━━━━━ Task material
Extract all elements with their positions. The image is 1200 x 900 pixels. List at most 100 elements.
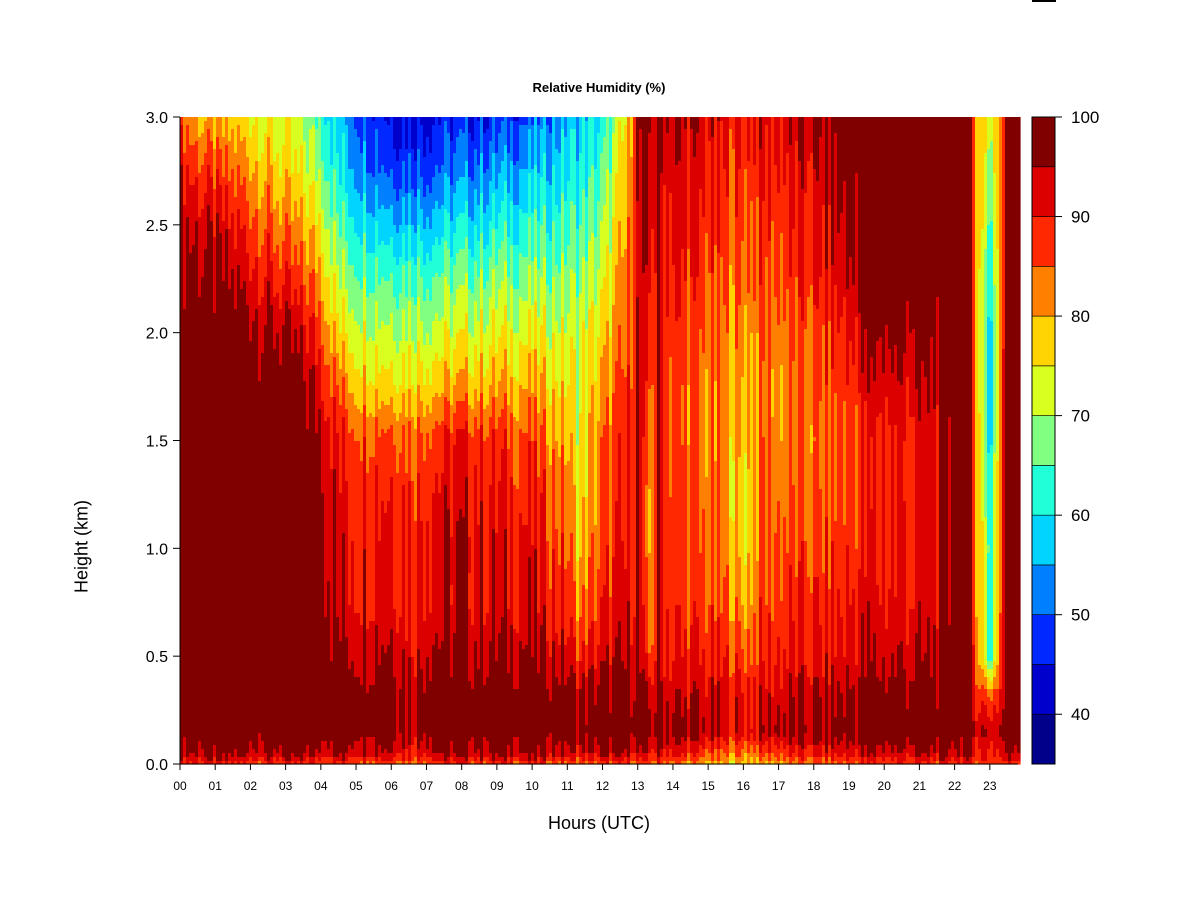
heatmap-cell xyxy=(804,733,808,750)
heatmap-cell xyxy=(390,117,394,170)
heatmap-cell xyxy=(912,681,916,746)
heatmap-cell xyxy=(774,117,778,166)
heatmap-cell xyxy=(261,197,265,246)
heatmap-cell xyxy=(561,629,565,758)
heatmap-cell xyxy=(978,413,982,666)
heatmap-cell xyxy=(441,473,445,642)
heatmap-cell xyxy=(828,757,832,765)
heatmap-cell xyxy=(585,117,589,122)
heatmap-cell xyxy=(786,289,790,554)
heatmap-cell xyxy=(585,733,589,754)
heatmap-cell xyxy=(354,757,358,765)
heatmap-cell xyxy=(282,757,286,762)
heatmap-cell xyxy=(975,737,979,762)
heatmap-cell xyxy=(417,761,421,765)
heatmap-cell xyxy=(876,677,880,746)
heatmap-cell xyxy=(606,169,610,246)
heatmap-cell xyxy=(480,501,484,762)
heatmap-cell xyxy=(726,745,730,758)
heatmap-cell xyxy=(834,393,838,522)
heatmap-cell xyxy=(543,153,547,206)
heatmap-cell xyxy=(543,469,547,606)
heatmap-cell xyxy=(402,265,406,310)
heatmap-cell xyxy=(432,753,436,762)
heatmap-cell xyxy=(540,325,544,374)
heatmap-cell xyxy=(621,257,625,370)
heatmap-cell xyxy=(831,761,835,765)
heatmap-cell xyxy=(498,633,502,758)
heatmap-cell xyxy=(180,125,184,166)
heatmap-cell xyxy=(408,193,412,226)
heatmap-cell xyxy=(591,621,595,666)
heatmap-cell xyxy=(858,677,862,746)
heatmap-cell xyxy=(396,353,400,394)
heatmap-cell xyxy=(693,741,697,758)
heatmap-cell xyxy=(645,265,649,382)
heatmap-cell xyxy=(741,605,745,650)
heatmap-cell xyxy=(393,341,397,386)
heatmap-cell xyxy=(240,185,244,230)
heatmap-cell xyxy=(294,329,298,758)
heatmap-cell xyxy=(342,417,346,534)
heatmap-cell xyxy=(453,233,457,266)
heatmap-cell xyxy=(276,201,280,246)
heatmap-cell xyxy=(387,753,391,762)
heatmap-cell xyxy=(207,165,211,206)
heatmap-cell xyxy=(729,265,733,438)
heatmap-cell xyxy=(573,273,577,350)
heatmap-cell xyxy=(714,245,718,382)
heatmap-cell xyxy=(498,761,502,765)
heatmap-cell xyxy=(417,649,421,750)
heatmap-cell xyxy=(327,121,331,182)
heatmap-cell xyxy=(492,193,496,230)
heatmap-cell xyxy=(741,737,745,750)
heatmap-cell xyxy=(285,301,289,762)
heatmap-cell xyxy=(438,397,442,426)
heatmap-cell xyxy=(531,753,535,762)
heatmap-cell xyxy=(993,285,997,454)
heatmap-cell xyxy=(795,745,799,758)
heatmap-cell xyxy=(324,741,328,758)
heatmap-cell xyxy=(384,433,388,514)
heatmap-cell xyxy=(228,141,232,182)
heatmap-cell xyxy=(549,241,553,294)
heatmap-cell xyxy=(864,745,868,758)
heatmap-cell xyxy=(564,201,568,266)
heatmap-cell xyxy=(702,117,706,218)
heatmap-cell xyxy=(564,137,568,202)
heatmap-cell xyxy=(741,377,745,606)
heatmap-cell xyxy=(438,761,442,765)
heatmap-cell xyxy=(504,429,508,530)
heatmap-cell xyxy=(408,481,412,658)
x-tick-label: 11 xyxy=(561,779,574,793)
heatmap-cell xyxy=(522,753,526,762)
heatmap-cell xyxy=(360,117,364,154)
heatmap-cell xyxy=(450,537,454,586)
heatmap-cell xyxy=(648,753,652,765)
heatmap-cell xyxy=(666,117,670,134)
heatmap-cell xyxy=(222,137,226,178)
heatmap-cell xyxy=(705,697,709,738)
heatmap-cell xyxy=(495,189,499,230)
heatmap-cell xyxy=(702,733,706,750)
heatmap-cell xyxy=(699,553,703,666)
heatmap-cell xyxy=(960,737,964,758)
heatmap-cell xyxy=(240,757,244,762)
heatmap-cell xyxy=(582,497,586,586)
heatmap-cell xyxy=(978,665,982,690)
heatmap-cell xyxy=(876,117,880,342)
heatmap-cell xyxy=(375,417,379,466)
heatmap-cell xyxy=(252,761,256,765)
heatmap-cell xyxy=(723,117,727,170)
heatmap-cell xyxy=(255,257,259,310)
heatmap-cell xyxy=(516,761,520,765)
heatmap-cell xyxy=(345,761,349,765)
heatmap-cell xyxy=(990,661,994,670)
heatmap-cell xyxy=(777,737,781,750)
heatmap-cell xyxy=(540,225,544,278)
heatmap-cell xyxy=(411,745,415,762)
heatmap-cell xyxy=(231,129,235,170)
heatmap-cell xyxy=(543,357,547,410)
heatmap-cell xyxy=(525,525,529,646)
heatmap-cell xyxy=(417,297,421,342)
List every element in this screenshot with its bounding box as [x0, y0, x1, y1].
━━━━━━━━━━
Aim of the task
Copy every item above word for word, leaving out the pictures.

Exercise response
Extract all elements with their positions. The image is 1200 x 900 pixels. List at most 100 elements.
heatmap-cell xyxy=(804,733,808,750)
heatmap-cell xyxy=(390,117,394,170)
heatmap-cell xyxy=(912,681,916,746)
heatmap-cell xyxy=(774,117,778,166)
heatmap-cell xyxy=(261,197,265,246)
heatmap-cell xyxy=(561,629,565,758)
heatmap-cell xyxy=(978,413,982,666)
heatmap-cell xyxy=(441,473,445,642)
heatmap-cell xyxy=(828,757,832,765)
heatmap-cell xyxy=(585,117,589,122)
heatmap-cell xyxy=(786,289,790,554)
heatmap-cell xyxy=(585,733,589,754)
heatmap-cell xyxy=(354,757,358,765)
heatmap-cell xyxy=(282,757,286,762)
heatmap-cell xyxy=(975,737,979,762)
heatmap-cell xyxy=(417,761,421,765)
heatmap-cell xyxy=(876,677,880,746)
heatmap-cell xyxy=(606,169,610,246)
heatmap-cell xyxy=(480,501,484,762)
heatmap-cell xyxy=(726,745,730,758)
heatmap-cell xyxy=(834,393,838,522)
heatmap-cell xyxy=(543,153,547,206)
heatmap-cell xyxy=(543,469,547,606)
heatmap-cell xyxy=(402,265,406,310)
heatmap-cell xyxy=(432,753,436,762)
heatmap-cell xyxy=(540,325,544,374)
heatmap-cell xyxy=(621,257,625,370)
heatmap-cell xyxy=(831,761,835,765)
heatmap-cell xyxy=(498,633,502,758)
heatmap-cell xyxy=(180,125,184,166)
heatmap-cell xyxy=(408,193,412,226)
heatmap-cell xyxy=(591,621,595,666)
heatmap-cell xyxy=(858,677,862,746)
heatmap-cell xyxy=(396,353,400,394)
heatmap-cell xyxy=(693,741,697,758)
heatmap-cell xyxy=(645,265,649,382)
heatmap-cell xyxy=(741,605,745,650)
heatmap-cell xyxy=(393,341,397,386)
heatmap-cell xyxy=(240,185,244,230)
heatmap-cell xyxy=(294,329,298,758)
heatmap-cell xyxy=(342,417,346,534)
heatmap-cell xyxy=(453,233,457,266)
heatmap-cell xyxy=(276,201,280,246)
heatmap-cell xyxy=(387,753,391,762)
heatmap-cell xyxy=(207,165,211,206)
heatmap-cell xyxy=(729,265,733,438)
heatmap-cell xyxy=(573,273,577,350)
heatmap-cell xyxy=(714,245,718,382)
heatmap-cell xyxy=(498,761,502,765)
heatmap-cell xyxy=(417,649,421,750)
heatmap-cell xyxy=(327,121,331,182)
heatmap-cell xyxy=(492,193,496,230)
heatmap-cell xyxy=(741,737,745,750)
heatmap-cell xyxy=(285,301,289,762)
heatmap-cell xyxy=(438,397,442,426)
heatmap-cell xyxy=(531,753,535,762)
heatmap-cell xyxy=(993,285,997,454)
heatmap-cell xyxy=(795,745,799,758)
heatmap-cell xyxy=(324,741,328,758)
heatmap-cell xyxy=(384,433,388,514)
heatmap-cell xyxy=(228,141,232,182)
heatmap-cell xyxy=(549,241,553,294)
heatmap-cell xyxy=(864,745,868,758)
heatmap-cell xyxy=(564,201,568,266)
heatmap-cell xyxy=(702,117,706,218)
heatmap-cell xyxy=(564,137,568,202)
heatmap-cell xyxy=(741,377,745,606)
heatmap-cell xyxy=(438,761,442,765)
heatmap-cell xyxy=(504,429,508,530)
heatmap-cell xyxy=(408,481,412,658)
x-tick-label: 11 xyxy=(561,779,574,793)
heatmap-cell xyxy=(522,753,526,762)
heatmap-cell xyxy=(360,117,364,154)
heatmap-cell xyxy=(450,537,454,586)
heatmap-cell xyxy=(648,753,652,765)
heatmap-cell xyxy=(666,117,670,134)
heatmap-cell xyxy=(222,137,226,178)
heatmap-cell xyxy=(705,697,709,738)
heatmap-cell xyxy=(495,189,499,230)
heatmap-cell xyxy=(702,733,706,750)
heatmap-cell xyxy=(699,553,703,666)
heatmap-cell xyxy=(960,737,964,758)
heatmap-cell xyxy=(240,757,244,762)
heatmap-cell xyxy=(582,497,586,586)
heatmap-cell xyxy=(978,665,982,690)
heatmap-cell xyxy=(876,117,880,342)
heatmap-cell xyxy=(375,417,379,466)
heatmap-cell xyxy=(252,761,256,765)
heatmap-cell xyxy=(723,117,727,170)
heatmap-cell xyxy=(255,257,259,310)
heatmap-cell xyxy=(516,761,520,765)
heatmap-cell xyxy=(345,761,349,765)
heatmap-cell xyxy=(990,661,994,670)
heatmap-cell xyxy=(777,737,781,750)
heatmap-cell xyxy=(540,225,544,278)
heatmap-cell xyxy=(411,745,415,762)
heatmap-cell xyxy=(231,129,235,170)
heatmap-cell xyxy=(543,357,547,410)
heatmap-cell xyxy=(525,525,529,646)
heatmap-cell xyxy=(417,297,421,342)
List every element in this screenshot with its bounding box as [x0, y0, x1, y1].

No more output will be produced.